(Figure record listings)
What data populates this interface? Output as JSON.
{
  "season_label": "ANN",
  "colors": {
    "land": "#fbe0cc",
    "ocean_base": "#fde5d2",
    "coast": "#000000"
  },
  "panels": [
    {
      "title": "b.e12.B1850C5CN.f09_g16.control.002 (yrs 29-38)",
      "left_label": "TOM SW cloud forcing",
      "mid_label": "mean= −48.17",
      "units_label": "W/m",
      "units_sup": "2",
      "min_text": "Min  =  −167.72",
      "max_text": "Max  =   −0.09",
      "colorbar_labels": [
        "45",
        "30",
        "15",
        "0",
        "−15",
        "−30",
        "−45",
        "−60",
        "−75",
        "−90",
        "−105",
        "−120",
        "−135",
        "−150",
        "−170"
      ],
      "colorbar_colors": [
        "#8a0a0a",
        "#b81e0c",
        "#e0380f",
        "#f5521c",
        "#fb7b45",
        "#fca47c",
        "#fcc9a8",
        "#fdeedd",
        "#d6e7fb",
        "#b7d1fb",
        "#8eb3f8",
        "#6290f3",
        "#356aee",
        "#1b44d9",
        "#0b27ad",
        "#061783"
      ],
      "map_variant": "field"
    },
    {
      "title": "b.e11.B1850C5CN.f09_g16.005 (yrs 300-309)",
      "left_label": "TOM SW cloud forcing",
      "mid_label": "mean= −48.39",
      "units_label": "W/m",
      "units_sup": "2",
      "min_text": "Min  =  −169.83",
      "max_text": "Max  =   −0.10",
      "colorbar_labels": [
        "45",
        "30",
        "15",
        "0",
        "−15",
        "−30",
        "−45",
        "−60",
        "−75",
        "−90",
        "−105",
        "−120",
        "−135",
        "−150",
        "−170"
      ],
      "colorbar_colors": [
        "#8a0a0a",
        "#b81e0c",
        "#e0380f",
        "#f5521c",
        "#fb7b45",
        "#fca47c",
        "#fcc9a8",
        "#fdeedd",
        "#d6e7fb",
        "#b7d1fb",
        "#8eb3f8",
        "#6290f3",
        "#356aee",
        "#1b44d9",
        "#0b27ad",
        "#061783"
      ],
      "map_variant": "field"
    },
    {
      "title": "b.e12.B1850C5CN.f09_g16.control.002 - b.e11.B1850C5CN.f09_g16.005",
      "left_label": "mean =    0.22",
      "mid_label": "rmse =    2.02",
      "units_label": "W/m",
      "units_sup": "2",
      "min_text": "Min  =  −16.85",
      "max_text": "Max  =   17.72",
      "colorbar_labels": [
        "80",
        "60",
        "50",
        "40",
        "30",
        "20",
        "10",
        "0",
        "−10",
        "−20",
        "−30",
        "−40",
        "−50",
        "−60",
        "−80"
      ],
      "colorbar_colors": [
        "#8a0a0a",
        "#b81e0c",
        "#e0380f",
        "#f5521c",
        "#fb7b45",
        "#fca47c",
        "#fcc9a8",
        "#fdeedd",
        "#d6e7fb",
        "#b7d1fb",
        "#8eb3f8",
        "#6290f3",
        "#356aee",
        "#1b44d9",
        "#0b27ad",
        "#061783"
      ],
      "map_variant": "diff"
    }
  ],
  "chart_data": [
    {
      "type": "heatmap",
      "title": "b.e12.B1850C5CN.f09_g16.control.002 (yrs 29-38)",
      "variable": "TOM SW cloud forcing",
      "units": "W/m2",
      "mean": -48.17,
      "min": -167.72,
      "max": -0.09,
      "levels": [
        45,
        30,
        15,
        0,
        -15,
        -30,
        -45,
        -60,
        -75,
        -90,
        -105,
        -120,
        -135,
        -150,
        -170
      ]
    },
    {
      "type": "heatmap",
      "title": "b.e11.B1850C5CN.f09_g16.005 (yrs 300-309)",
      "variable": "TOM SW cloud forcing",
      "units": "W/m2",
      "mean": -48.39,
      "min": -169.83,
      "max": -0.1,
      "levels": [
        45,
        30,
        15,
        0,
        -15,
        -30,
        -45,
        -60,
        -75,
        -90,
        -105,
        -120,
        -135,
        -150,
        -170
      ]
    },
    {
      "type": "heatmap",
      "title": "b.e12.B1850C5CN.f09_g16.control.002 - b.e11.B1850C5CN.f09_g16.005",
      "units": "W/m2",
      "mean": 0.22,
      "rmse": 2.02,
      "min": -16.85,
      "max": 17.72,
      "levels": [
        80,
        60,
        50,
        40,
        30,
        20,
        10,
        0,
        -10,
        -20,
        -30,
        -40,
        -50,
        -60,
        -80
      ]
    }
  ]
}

DESCRIPTION OF THE TASK:
Write down all the entries again without a single difference.

OUTPUT OF THE TASK:
What data populates this interface? Output as JSON.
{
  "season_label": "ANN",
  "colors": {
    "land": "#fbe0cc",
    "ocean_base": "#fde5d2",
    "coast": "#000000"
  },
  "panels": [
    {
      "title": "b.e12.B1850C5CN.f09_g16.control.002 (yrs 29-38)",
      "left_label": "TOM SW cloud forcing",
      "mid_label": "mean= −48.17",
      "units_label": "W/m",
      "units_sup": "2",
      "min_text": "Min  =  −167.72",
      "max_text": "Max  =   −0.09",
      "colorbar_labels": [
        "45",
        "30",
        "15",
        "0",
        "−15",
        "−30",
        "−45",
        "−60",
        "−75",
        "−90",
        "−105",
        "−120",
        "−135",
        "−150",
        "−170"
      ],
      "colorbar_colors": [
        "#8a0a0a",
        "#b81e0c",
        "#e0380f",
        "#f5521c",
        "#fb7b45",
        "#fca47c",
        "#fcc9a8",
        "#fdeedd",
        "#d6e7fb",
        "#b7d1fb",
        "#8eb3f8",
        "#6290f3",
        "#356aee",
        "#1b44d9",
        "#0b27ad",
        "#061783"
      ],
      "map_variant": "field"
    },
    {
      "title": "b.e11.B1850C5CN.f09_g16.005 (yrs 300-309)",
      "left_label": "TOM SW cloud forcing",
      "mid_label": "mean= −48.39",
      "units_label": "W/m",
      "units_sup": "2",
      "min_text": "Min  =  −169.83",
      "max_text": "Max  =   −0.10",
      "colorbar_labels": [
        "45",
        "30",
        "15",
        "0",
        "−15",
        "−30",
        "−45",
        "−60",
        "−75",
        "−90",
        "−105",
        "−120",
        "−135",
        "−150",
        "−170"
      ],
      "colorbar_colors": [
        "#8a0a0a",
        "#b81e0c",
        "#e0380f",
        "#f5521c",
        "#fb7b45",
        "#fca47c",
        "#fcc9a8",
        "#fdeedd",
        "#d6e7fb",
        "#b7d1fb",
        "#8eb3f8",
        "#6290f3",
        "#356aee",
        "#1b44d9",
        "#0b27ad",
        "#061783"
      ],
      "map_variant": "field"
    },
    {
      "title": "b.e12.B1850C5CN.f09_g16.control.002 - b.e11.B1850C5CN.f09_g16.005",
      "left_label": "mean =    0.22",
      "mid_label": "rmse =    2.02",
      "units_label": "W/m",
      "units_sup": "2",
      "min_text": "Min  =  −16.85",
      "max_text": "Max  =   17.72",
      "colorbar_labels": [
        "80",
        "60",
        "50",
        "40",
        "30",
        "20",
        "10",
        "0",
        "−10",
        "−20",
        "−30",
        "−40",
        "−50",
        "−60",
        "−80"
      ],
      "colorbar_colors": [
        "#8a0a0a",
        "#b81e0c",
        "#e0380f",
        "#f5521c",
        "#fb7b45",
        "#fca47c",
        "#fcc9a8",
        "#fdeedd",
        "#d6e7fb",
        "#b7d1fb",
        "#8eb3f8",
        "#6290f3",
        "#356aee",
        "#1b44d9",
        "#0b27ad",
        "#061783"
      ],
      "map_variant": "diff"
    }
  ],
  "chart_data": [
    {
      "type": "heatmap",
      "title": "b.e12.B1850C5CN.f09_g16.control.002 (yrs 29-38)",
      "variable": "TOM SW cloud forcing",
      "units": "W/m2",
      "mean": -48.17,
      "min": -167.72,
      "max": -0.09,
      "levels": [
        45,
        30,
        15,
        0,
        -15,
        -30,
        -45,
        -60,
        -75,
        -90,
        -105,
        -120,
        -135,
        -150,
        -170
      ]
    },
    {
      "type": "heatmap",
      "title": "b.e11.B1850C5CN.f09_g16.005 (yrs 300-309)",
      "variable": "TOM SW cloud forcing",
      "units": "W/m2",
      "mean": -48.39,
      "min": -169.83,
      "max": -0.1,
      "levels": [
        45,
        30,
        15,
        0,
        -15,
        -30,
        -45,
        -60,
        -75,
        -90,
        -105,
        -120,
        -135,
        -150,
        -170
      ]
    },
    {
      "type": "heatmap",
      "title": "b.e12.B1850C5CN.f09_g16.control.002 - b.e11.B1850C5CN.f09_g16.005",
      "units": "W/m2",
      "mean": 0.22,
      "rmse": 2.02,
      "min": -16.85,
      "max": 17.72,
      "levels": [
        80,
        60,
        50,
        40,
        30,
        20,
        10,
        0,
        -10,
        -20,
        -30,
        -40,
        -50,
        -60,
        -80
      ]
    }
  ]
}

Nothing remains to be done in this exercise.